<<<<

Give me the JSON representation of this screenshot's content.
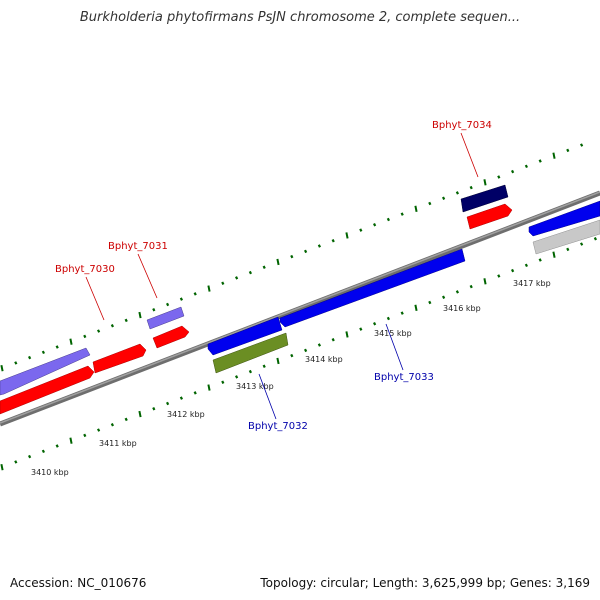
{
  "title": "Burkholderia phytofirmans PsJN chromosome 2, complete sequen...",
  "footer": {
    "accession": "Accession: NC_010676",
    "summary": "Topology: circular; Length: 3,625,999 bp; Genes: 3,169"
  },
  "ticks": [
    "3410 kbp",
    "3411 kbp",
    "3412 kbp",
    "3413 kbp",
    "3414 kbp",
    "3415 kbp",
    "3416 kbp",
    "3417 kbp"
  ],
  "gene_labels": {
    "g7030": "Bphyt_7030",
    "g7031": "Bphyt_7031",
    "g7032": "Bphyt_7032",
    "g7033": "Bphyt_7033",
    "g7034": "Bphyt_7034"
  },
  "colors": {
    "forward_label": "#cc0000",
    "reverse_label": "#0000aa",
    "cds_red": "#ff0000",
    "cds_blue": "#0000ee",
    "cds_purple": "#6a5acd",
    "cds_navy": "#000066",
    "cds_olive": "#6b8e23",
    "cds_gray": "#c0c0c0",
    "backbone": "#808080",
    "dots": "#006400"
  }
}
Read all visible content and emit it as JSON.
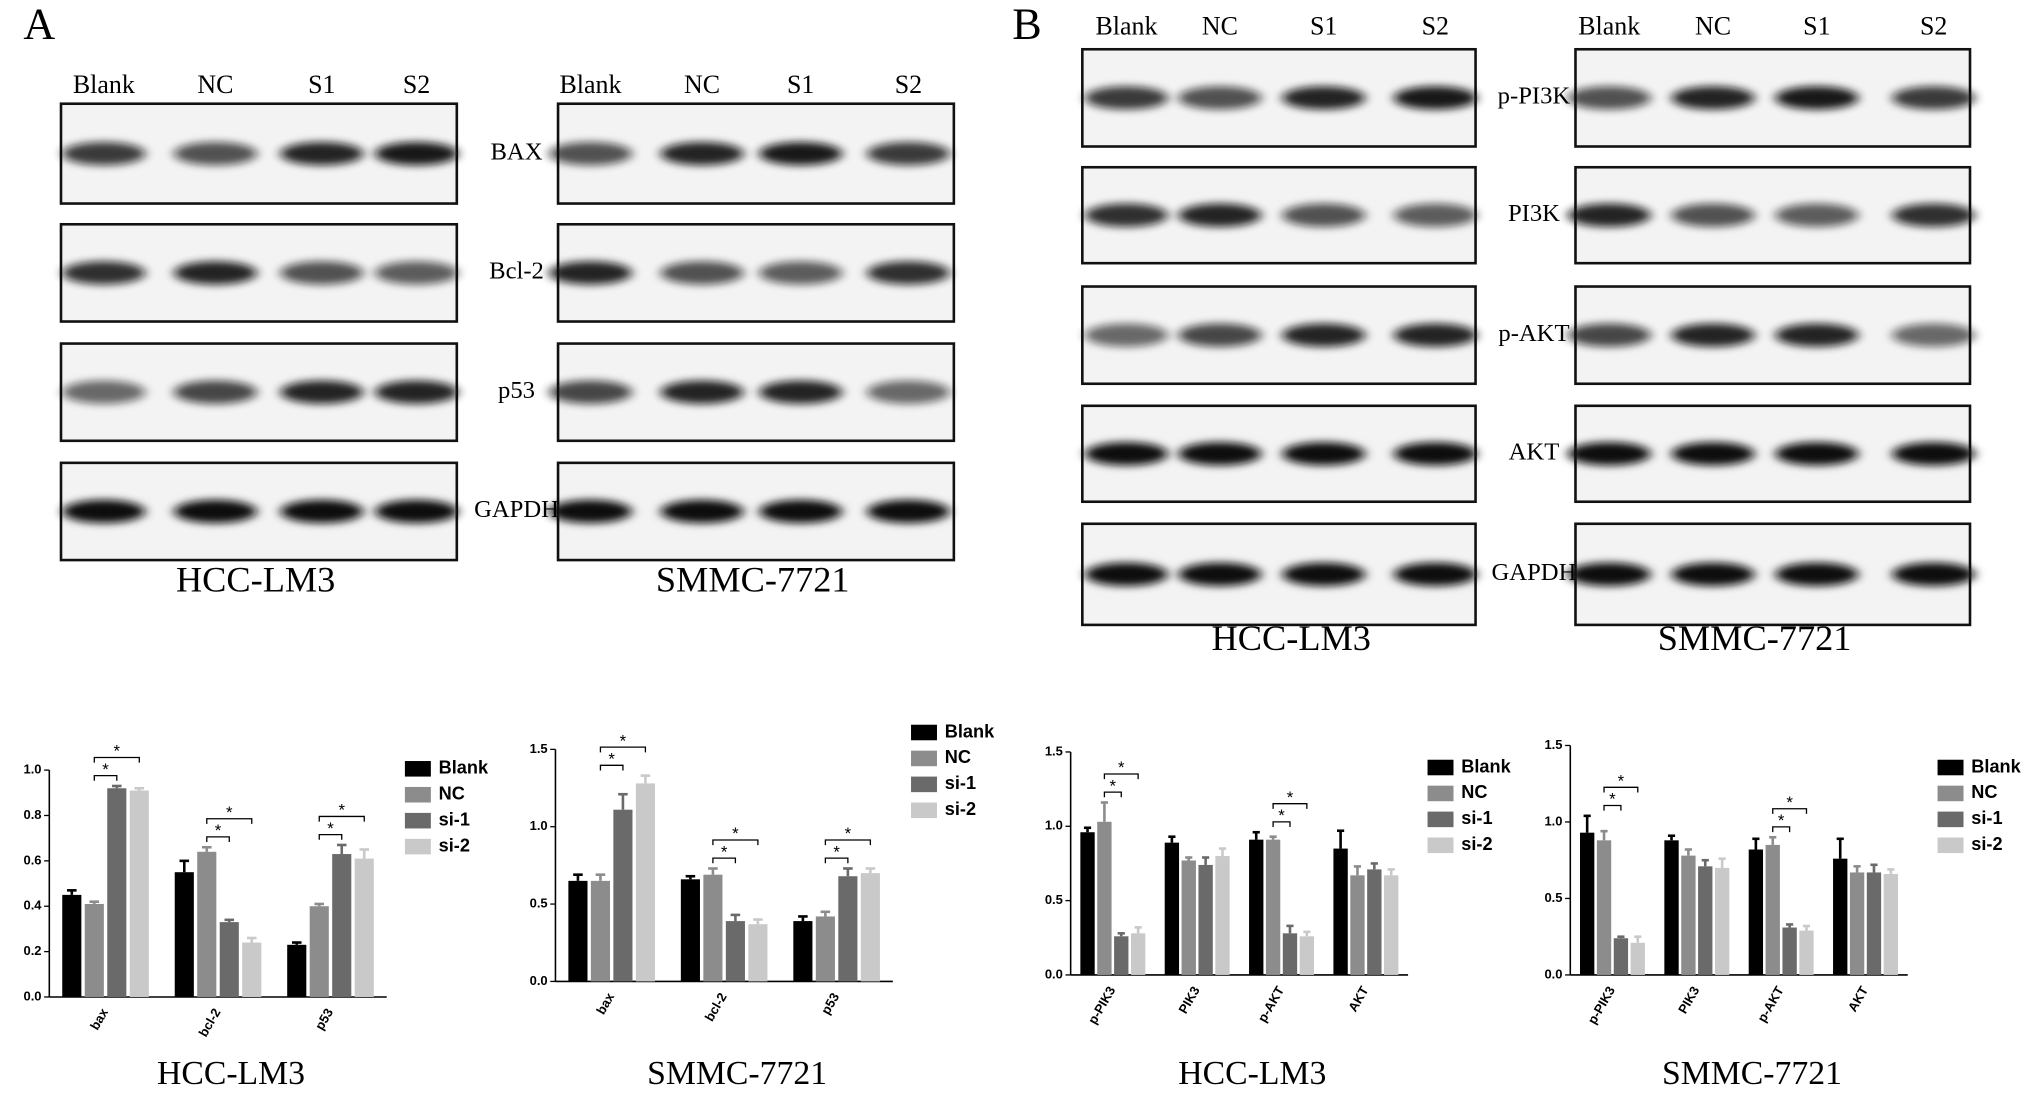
{
  "panel_labels": [
    "A",
    "B"
  ],
  "blots": [
    {
      "lanes": [
        "Blank",
        "NC",
        "S1",
        "S2"
      ],
      "proteins": [
        "BAX",
        "Bcl-2",
        "p53",
        "GAPDH"
      ],
      "cell_lines": [
        "HCC-LM3",
        "SMMC-7721"
      ]
    },
    {
      "lanes": [
        "Blank",
        "NC",
        "S1",
        "S2"
      ],
      "proteins": [
        "p-PI3K",
        "PI3K",
        "p-AKT",
        "AKT",
        "GAPDH"
      ],
      "cell_lines": [
        "HCC-LM3",
        "SMMC-7721"
      ]
    }
  ],
  "chart_data": [
    {
      "type": "bar",
      "title": "HCC-LM3",
      "categories": [
        "bax",
        "bcl-2",
        "p53"
      ],
      "ylim": [
        0,
        1
      ],
      "yticks": [
        {
          "value": 0,
          "label": "0.0"
        },
        0.2,
        0.4,
        0.6,
        0.8,
        {
          "value": 1,
          "label": "1.0"
        }
      ],
      "series": [
        {
          "name": "Blank",
          "color": "#000000",
          "values": [
            0.45,
            0.55,
            0.23
          ],
          "errors": [
            0.02,
            0.05,
            0.01
          ]
        },
        {
          "name": "NC",
          "color": "#8c8c8c",
          "values": [
            0.41,
            0.64,
            0.4
          ],
          "errors": [
            0.01,
            0.02,
            0.01
          ]
        },
        {
          "name": "si-1",
          "color": "#6a6a6a",
          "values": [
            0.92,
            0.33,
            0.63
          ],
          "errors": [
            0.01,
            0.01,
            0.04
          ]
        },
        {
          "name": "si-2",
          "color": "#c9c9c9",
          "values": [
            0.91,
            0.24,
            0.61
          ],
          "errors": [
            0.01,
            0.02,
            0.04
          ]
        }
      ],
      "brackets": [
        {
          "category": 0,
          "series": [
            1,
            2
          ],
          "label": "*"
        },
        {
          "category": 0,
          "series": [
            1,
            3
          ],
          "label": "*"
        },
        {
          "category": 1,
          "series": [
            1,
            2
          ],
          "label": "*"
        },
        {
          "category": 1,
          "series": [
            1,
            3
          ],
          "label": "*"
        },
        {
          "category": 2,
          "series": [
            1,
            2
          ],
          "label": "*"
        },
        {
          "category": 2,
          "series": [
            1,
            3
          ],
          "label": "*"
        }
      ]
    },
    {
      "type": "bar",
      "title": "SMMC-7721",
      "categories": [
        "bax",
        "bcl-2",
        "p53"
      ],
      "ylim": [
        0,
        1.5
      ],
      "yticks": [
        {
          "value": 0,
          "label": "0.0"
        },
        0.5,
        {
          "value": 1,
          "label": "1.0"
        },
        1.5
      ],
      "series": [
        {
          "name": "Blank",
          "color": "#000000",
          "values": [
            0.65,
            0.66,
            0.39
          ],
          "errors": [
            0.04,
            0.02,
            0.03
          ]
        },
        {
          "name": "NC",
          "color": "#8c8c8c",
          "values": [
            0.65,
            0.69,
            0.42
          ],
          "errors": [
            0.04,
            0.04,
            0.03
          ]
        },
        {
          "name": "si-1",
          "color": "#6a6a6a",
          "values": [
            1.11,
            0.39,
            0.68
          ],
          "errors": [
            0.1,
            0.04,
            0.05
          ]
        },
        {
          "name": "si-2",
          "color": "#c9c9c9",
          "values": [
            1.28,
            0.37,
            0.7
          ],
          "errors": [
            0.05,
            0.03,
            0.03
          ]
        }
      ],
      "brackets": [
        {
          "category": 0,
          "series": [
            1,
            2
          ],
          "label": "*"
        },
        {
          "category": 0,
          "series": [
            1,
            3
          ],
          "label": "*"
        },
        {
          "category": 1,
          "series": [
            1,
            2
          ],
          "label": "*"
        },
        {
          "category": 1,
          "series": [
            1,
            3
          ],
          "label": "*"
        },
        {
          "category": 2,
          "series": [
            1,
            2
          ],
          "label": "*"
        },
        {
          "category": 2,
          "series": [
            1,
            3
          ],
          "label": "*"
        }
      ]
    },
    {
      "type": "bar",
      "title": "HCC-LM3",
      "categories": [
        "p-PIK3",
        "PIK3",
        "p-AKT",
        "AKT"
      ],
      "ylim": [
        0,
        1.5
      ],
      "yticks": [
        {
          "value": 0,
          "label": "0.0"
        },
        0.5,
        {
          "value": 1,
          "label": "1.0"
        },
        1.5
      ],
      "series": [
        {
          "name": "Blank",
          "color": "#000000",
          "values": [
            0.96,
            0.89,
            0.91,
            0.85
          ],
          "errors": [
            0.03,
            0.04,
            0.05,
            0.12
          ]
        },
        {
          "name": "NC",
          "color": "#8c8c8c",
          "values": [
            1.03,
            0.77,
            0.91,
            0.67
          ],
          "errors": [
            0.13,
            0.02,
            0.02,
            0.06
          ]
        },
        {
          "name": "si-1",
          "color": "#6a6a6a",
          "values": [
            0.26,
            0.74,
            0.28,
            0.71
          ],
          "errors": [
            0.02,
            0.05,
            0.05,
            0.04
          ]
        },
        {
          "name": "si-2",
          "color": "#c9c9c9",
          "values": [
            0.28,
            0.8,
            0.26,
            0.67
          ],
          "errors": [
            0.04,
            0.05,
            0.03,
            0.04
          ]
        }
      ],
      "brackets": [
        {
          "category": 0,
          "series": [
            1,
            2
          ],
          "label": "*"
        },
        {
          "category": 0,
          "series": [
            1,
            3
          ],
          "label": "*"
        },
        {
          "category": 2,
          "series": [
            1,
            2
          ],
          "label": "*"
        },
        {
          "category": 2,
          "series": [
            1,
            3
          ],
          "label": "*"
        }
      ]
    },
    {
      "type": "bar",
      "title": "SMMC-7721",
      "categories": [
        "p-PIK3",
        "PIK3",
        "p-AKT",
        "AKT"
      ],
      "ylim": [
        0,
        1.5
      ],
      "yticks": [
        {
          "value": 0,
          "label": "0.0"
        },
        0.5,
        {
          "value": 1,
          "label": "1.0"
        },
        1.5
      ],
      "series": [
        {
          "name": "Blank",
          "color": "#000000",
          "values": [
            0.93,
            0.88,
            0.82,
            0.76
          ],
          "errors": [
            0.11,
            0.03,
            0.07,
            0.13
          ]
        },
        {
          "name": "NC",
          "color": "#8c8c8c",
          "values": [
            0.88,
            0.78,
            0.85,
            0.67
          ],
          "errors": [
            0.06,
            0.04,
            0.05,
            0.04
          ]
        },
        {
          "name": "si-1",
          "color": "#6a6a6a",
          "values": [
            0.24,
            0.71,
            0.31,
            0.67
          ],
          "errors": [
            0.01,
            0.04,
            0.02,
            0.05
          ]
        },
        {
          "name": "si-2",
          "color": "#c9c9c9",
          "values": [
            0.21,
            0.7,
            0.29,
            0.66
          ],
          "errors": [
            0.04,
            0.06,
            0.03,
            0.03
          ]
        }
      ],
      "brackets": [
        {
          "category": 0,
          "series": [
            1,
            2
          ],
          "label": "*"
        },
        {
          "category": 0,
          "series": [
            1,
            3
          ],
          "label": "*"
        },
        {
          "category": 2,
          "series": [
            1,
            2
          ],
          "label": "*"
        },
        {
          "category": 2,
          "series": [
            1,
            3
          ],
          "label": "*"
        }
      ]
    }
  ]
}
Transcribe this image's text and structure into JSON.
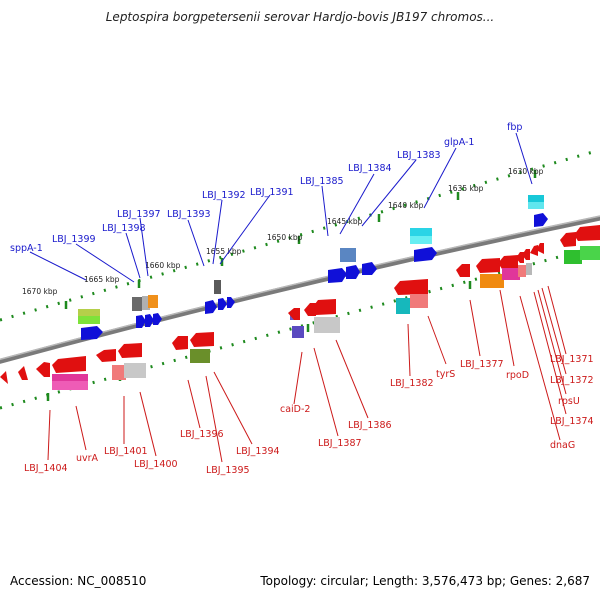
{
  "title": "Leptospira borgpetersenii serovar Hardjo-bovis JB197 chromos...",
  "footer": {
    "accession": "Accession: NC_008510",
    "summary": "Topology: circular; Length: 3,576,473 bp; Genes: 2,687"
  },
  "ticks": [
    "1670 kbp",
    "1665 kbp",
    "1660 kbp",
    "1655 kbp",
    "1650 kbp",
    "1645 kbp",
    "1640 kbp",
    "1635 kbp",
    "1630 kbp"
  ],
  "forward_labels": [
    "sppA-1",
    "LBJ_1399",
    "LBJ_1398",
    "LBJ_1397",
    "LBJ_1393",
    "LBJ_1392",
    "LBJ_1391",
    "LBJ_1385",
    "LBJ_1384",
    "LBJ_1383",
    "glpA-1",
    "fbp"
  ],
  "reverse_labels": [
    "LBJ_1404",
    "uvrA",
    "LBJ_1401",
    "LBJ_1400",
    "LBJ_1396",
    "LBJ_1395",
    "LBJ_1394",
    "caiD-2",
    "LBJ_1387",
    "LBJ_1386",
    "LBJ_1382",
    "tyrS",
    "LBJ_1377",
    "rpoD",
    "LBJ_1371",
    "LBJ_1372",
    "rpsU",
    "LBJ_1374",
    "dnaG"
  ],
  "colors": {
    "forward_label": "#1a1acc",
    "reverse_label": "#cc1a1a",
    "backbone": "#8a8a8a",
    "tick": "#1e8a1e"
  }
}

>>>>

**WORK INSTRUCTIONS**
Look over the listing above. Pick out and copy every line that includes "Length".

**PROBLEM SOLUTION**
    "summary": "Topology: circular; Length: 3,625,999 bp; Genes: 3,169"
    "summary": "Topology: circular; Length: 3,576,473 bp; Genes: 2,687"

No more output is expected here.